»»
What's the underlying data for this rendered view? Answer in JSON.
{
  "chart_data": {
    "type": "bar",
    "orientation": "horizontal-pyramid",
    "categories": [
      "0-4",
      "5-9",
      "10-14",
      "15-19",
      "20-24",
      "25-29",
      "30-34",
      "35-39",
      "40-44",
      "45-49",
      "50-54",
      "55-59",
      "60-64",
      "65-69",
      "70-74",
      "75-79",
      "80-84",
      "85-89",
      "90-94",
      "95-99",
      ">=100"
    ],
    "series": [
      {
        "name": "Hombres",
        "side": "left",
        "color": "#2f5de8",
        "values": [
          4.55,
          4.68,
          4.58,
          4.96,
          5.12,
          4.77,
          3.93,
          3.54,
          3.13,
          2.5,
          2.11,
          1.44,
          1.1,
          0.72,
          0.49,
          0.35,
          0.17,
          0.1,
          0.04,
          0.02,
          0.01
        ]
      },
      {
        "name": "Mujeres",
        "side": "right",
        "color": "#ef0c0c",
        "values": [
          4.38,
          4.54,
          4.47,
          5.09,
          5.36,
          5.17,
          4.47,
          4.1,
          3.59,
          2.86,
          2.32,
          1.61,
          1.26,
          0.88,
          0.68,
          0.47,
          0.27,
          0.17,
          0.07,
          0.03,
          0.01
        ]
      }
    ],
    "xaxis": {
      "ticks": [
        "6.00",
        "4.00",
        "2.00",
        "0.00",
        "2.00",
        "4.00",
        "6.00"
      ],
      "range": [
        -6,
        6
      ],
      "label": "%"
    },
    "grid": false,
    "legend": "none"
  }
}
««
▸ DIRECTIONS:
Print every line of the records exactly. Omit nothing.

▸ PROBLEM SOLUTION:
What's the underlying data for this rendered view? Answer in JSON.
{
  "chart_data": {
    "type": "bar",
    "orientation": "horizontal-pyramid",
    "categories": [
      "0-4",
      "5-9",
      "10-14",
      "15-19",
      "20-24",
      "25-29",
      "30-34",
      "35-39",
      "40-44",
      "45-49",
      "50-54",
      "55-59",
      "60-64",
      "65-69",
      "70-74",
      "75-79",
      "80-84",
      "85-89",
      "90-94",
      "95-99",
      ">=100"
    ],
    "series": [
      {
        "name": "Hombres",
        "side": "left",
        "color": "#2f5de8",
        "values": [
          4.55,
          4.68,
          4.58,
          4.96,
          5.12,
          4.77,
          3.93,
          3.54,
          3.13,
          2.5,
          2.11,
          1.44,
          1.1,
          0.72,
          0.49,
          0.35,
          0.17,
          0.1,
          0.04,
          0.02,
          0.01
        ]
      },
      {
        "name": "Mujeres",
        "side": "right",
        "color": "#ef0c0c",
        "values": [
          4.38,
          4.54,
          4.47,
          5.09,
          5.36,
          5.17,
          4.47,
          4.1,
          3.59,
          2.86,
          2.32,
          1.61,
          1.26,
          0.88,
          0.68,
          0.47,
          0.27,
          0.17,
          0.07,
          0.03,
          0.01
        ]
      }
    ],
    "xaxis": {
      "ticks": [
        "6.00",
        "4.00",
        "2.00",
        "0.00",
        "2.00",
        "4.00",
        "6.00"
      ],
      "range": [
        -6,
        6
      ],
      "label": "%"
    },
    "grid": false,
    "legend": "none"
  }
}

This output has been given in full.